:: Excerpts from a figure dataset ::
** Start **

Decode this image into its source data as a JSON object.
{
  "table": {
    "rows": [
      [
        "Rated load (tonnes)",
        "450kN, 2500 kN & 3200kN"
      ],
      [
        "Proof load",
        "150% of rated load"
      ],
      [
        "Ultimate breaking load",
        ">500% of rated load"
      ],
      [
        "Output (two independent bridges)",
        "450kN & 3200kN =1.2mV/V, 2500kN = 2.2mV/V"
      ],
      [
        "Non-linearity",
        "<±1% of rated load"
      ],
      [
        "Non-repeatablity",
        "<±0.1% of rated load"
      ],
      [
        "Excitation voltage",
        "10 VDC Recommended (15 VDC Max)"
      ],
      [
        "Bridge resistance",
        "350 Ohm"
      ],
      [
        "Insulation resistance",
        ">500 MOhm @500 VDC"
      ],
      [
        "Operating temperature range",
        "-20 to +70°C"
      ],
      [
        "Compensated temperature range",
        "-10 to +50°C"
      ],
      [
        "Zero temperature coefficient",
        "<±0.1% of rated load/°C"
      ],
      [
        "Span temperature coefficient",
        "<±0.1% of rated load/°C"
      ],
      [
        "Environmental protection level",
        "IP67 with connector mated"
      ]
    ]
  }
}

** End **

:: WORK INSTRUCTIONS ::
Please repeat the listing above in full and exactly.

:: EXERCISE RESULT ::
Decode this image into its source data as a JSON object.
{
  "table": {
    "rows": [
      [
        "Rated load (tonnes)",
        "450kN, 2500 kN & 3200kN"
      ],
      [
        "Proof load",
        "150% of rated load"
      ],
      [
        "Ultimate breaking load",
        ">500% of rated load"
      ],
      [
        "Output (two independent bridges)",
        "450kN & 3200kN =1.2mV/V, 2500kN = 2.2mV/V"
      ],
      [
        "Non-linearity",
        "<±1% of rated load"
      ],
      [
        "Non-repeatablity",
        "<±0.1% of rated load"
      ],
      [
        "Excitation voltage",
        "10 VDC Recommended (15 VDC Max)"
      ],
      [
        "Bridge resistance",
        "350 Ohm"
      ],
      [
        "Insulation resistance",
        ">500 MOhm @500 VDC"
      ],
      [
        "Operating temperature range",
        "-20 to +70°C"
      ],
      [
        "Compensated temperature range",
        "-10 to +50°C"
      ],
      [
        "Zero temperature coefficient",
        "<±0.1% of rated load/°C"
      ],
      [
        "Span temperature coefficient",
        "<±0.1% of rated load/°C"
      ],
      [
        "Environmental protection level",
        "IP67 with connector mated"
      ]
    ]
  }
}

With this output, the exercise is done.